§ **What you have to do**
Check each line of the listing for the word "Basales" and report how many lines contain it, giving nothing but the number.

** start Dataset records **

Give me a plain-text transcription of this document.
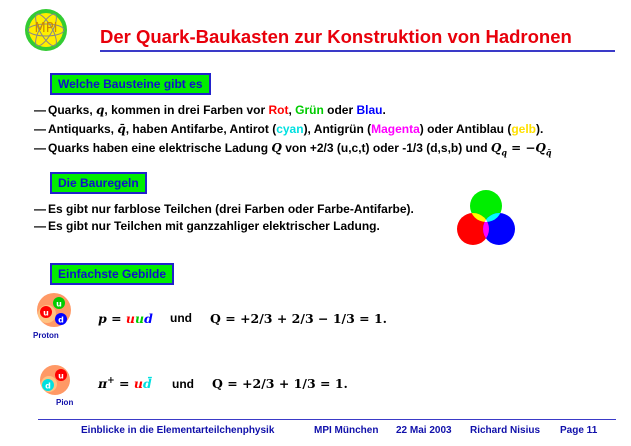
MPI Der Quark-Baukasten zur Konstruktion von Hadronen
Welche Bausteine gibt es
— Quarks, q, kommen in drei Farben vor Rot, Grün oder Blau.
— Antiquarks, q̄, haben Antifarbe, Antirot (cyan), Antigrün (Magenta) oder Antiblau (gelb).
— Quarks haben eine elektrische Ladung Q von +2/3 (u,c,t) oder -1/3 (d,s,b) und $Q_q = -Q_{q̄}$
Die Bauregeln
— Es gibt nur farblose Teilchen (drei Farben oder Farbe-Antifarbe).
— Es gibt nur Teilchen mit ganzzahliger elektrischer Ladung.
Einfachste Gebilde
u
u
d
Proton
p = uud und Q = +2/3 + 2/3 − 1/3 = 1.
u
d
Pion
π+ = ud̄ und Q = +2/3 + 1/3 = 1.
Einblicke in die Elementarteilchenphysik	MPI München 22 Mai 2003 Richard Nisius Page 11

** end Dataset records **
** start Dataset records **

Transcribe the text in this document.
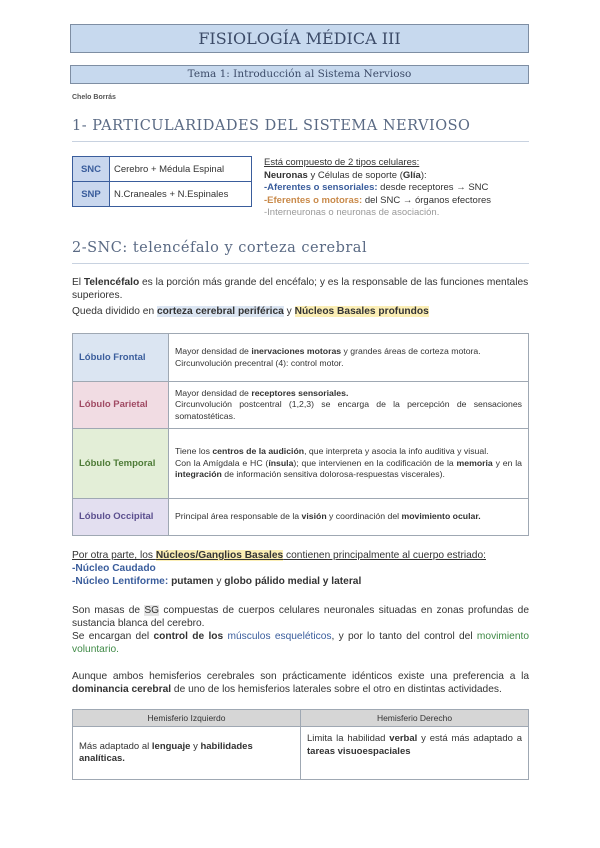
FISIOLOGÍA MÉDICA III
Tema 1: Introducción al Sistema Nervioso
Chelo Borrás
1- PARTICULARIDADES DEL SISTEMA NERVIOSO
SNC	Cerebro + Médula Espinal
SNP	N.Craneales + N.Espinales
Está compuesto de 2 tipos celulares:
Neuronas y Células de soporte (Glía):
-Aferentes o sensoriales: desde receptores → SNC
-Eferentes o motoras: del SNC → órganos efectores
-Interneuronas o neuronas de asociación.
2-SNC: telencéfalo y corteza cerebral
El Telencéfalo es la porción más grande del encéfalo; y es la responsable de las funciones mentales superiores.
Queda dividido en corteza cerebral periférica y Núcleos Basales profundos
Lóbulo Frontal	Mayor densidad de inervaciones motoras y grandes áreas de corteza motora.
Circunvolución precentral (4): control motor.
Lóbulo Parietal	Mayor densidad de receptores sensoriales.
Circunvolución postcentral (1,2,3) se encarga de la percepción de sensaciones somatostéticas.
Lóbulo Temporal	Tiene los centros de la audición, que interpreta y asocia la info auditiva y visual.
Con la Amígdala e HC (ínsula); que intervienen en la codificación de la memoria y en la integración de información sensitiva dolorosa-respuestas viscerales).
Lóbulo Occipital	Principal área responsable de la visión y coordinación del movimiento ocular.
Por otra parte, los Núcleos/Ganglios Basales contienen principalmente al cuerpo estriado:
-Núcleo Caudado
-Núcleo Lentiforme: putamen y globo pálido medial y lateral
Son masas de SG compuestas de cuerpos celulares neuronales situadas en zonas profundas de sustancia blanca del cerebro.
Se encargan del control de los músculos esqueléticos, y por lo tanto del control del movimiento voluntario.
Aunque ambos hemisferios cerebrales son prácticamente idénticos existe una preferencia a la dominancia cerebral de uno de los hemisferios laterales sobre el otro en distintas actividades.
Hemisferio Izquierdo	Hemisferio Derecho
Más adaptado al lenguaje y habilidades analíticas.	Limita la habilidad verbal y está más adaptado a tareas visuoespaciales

** end Dataset records **
** start Dataset records **

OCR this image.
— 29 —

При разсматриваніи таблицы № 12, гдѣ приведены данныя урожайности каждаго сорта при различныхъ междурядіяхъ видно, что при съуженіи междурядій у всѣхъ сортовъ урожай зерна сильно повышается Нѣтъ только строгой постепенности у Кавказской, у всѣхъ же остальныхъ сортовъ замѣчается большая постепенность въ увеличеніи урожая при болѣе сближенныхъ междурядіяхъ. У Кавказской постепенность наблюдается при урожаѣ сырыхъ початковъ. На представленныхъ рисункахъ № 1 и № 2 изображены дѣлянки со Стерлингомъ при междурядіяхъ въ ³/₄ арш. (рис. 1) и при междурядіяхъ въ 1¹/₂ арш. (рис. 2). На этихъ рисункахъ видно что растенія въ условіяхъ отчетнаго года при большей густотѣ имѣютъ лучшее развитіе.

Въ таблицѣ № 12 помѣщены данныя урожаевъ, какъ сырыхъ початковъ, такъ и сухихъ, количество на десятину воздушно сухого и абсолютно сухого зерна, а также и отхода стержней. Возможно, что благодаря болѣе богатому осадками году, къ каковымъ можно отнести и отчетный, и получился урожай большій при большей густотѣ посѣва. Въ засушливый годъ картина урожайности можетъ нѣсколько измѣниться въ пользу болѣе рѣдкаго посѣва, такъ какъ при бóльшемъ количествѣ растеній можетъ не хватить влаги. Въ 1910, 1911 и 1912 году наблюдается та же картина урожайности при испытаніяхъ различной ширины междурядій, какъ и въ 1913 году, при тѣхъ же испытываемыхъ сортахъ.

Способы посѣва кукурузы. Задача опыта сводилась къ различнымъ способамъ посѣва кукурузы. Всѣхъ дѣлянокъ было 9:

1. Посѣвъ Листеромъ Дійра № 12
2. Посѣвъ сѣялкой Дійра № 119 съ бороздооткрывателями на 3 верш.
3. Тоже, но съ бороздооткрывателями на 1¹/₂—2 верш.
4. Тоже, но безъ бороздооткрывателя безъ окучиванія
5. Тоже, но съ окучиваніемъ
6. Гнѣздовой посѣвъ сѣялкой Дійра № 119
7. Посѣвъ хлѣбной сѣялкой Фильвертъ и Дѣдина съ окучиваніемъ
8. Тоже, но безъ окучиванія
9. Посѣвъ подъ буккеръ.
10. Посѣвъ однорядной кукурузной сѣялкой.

** end Dataset records **

§ **Written response**
2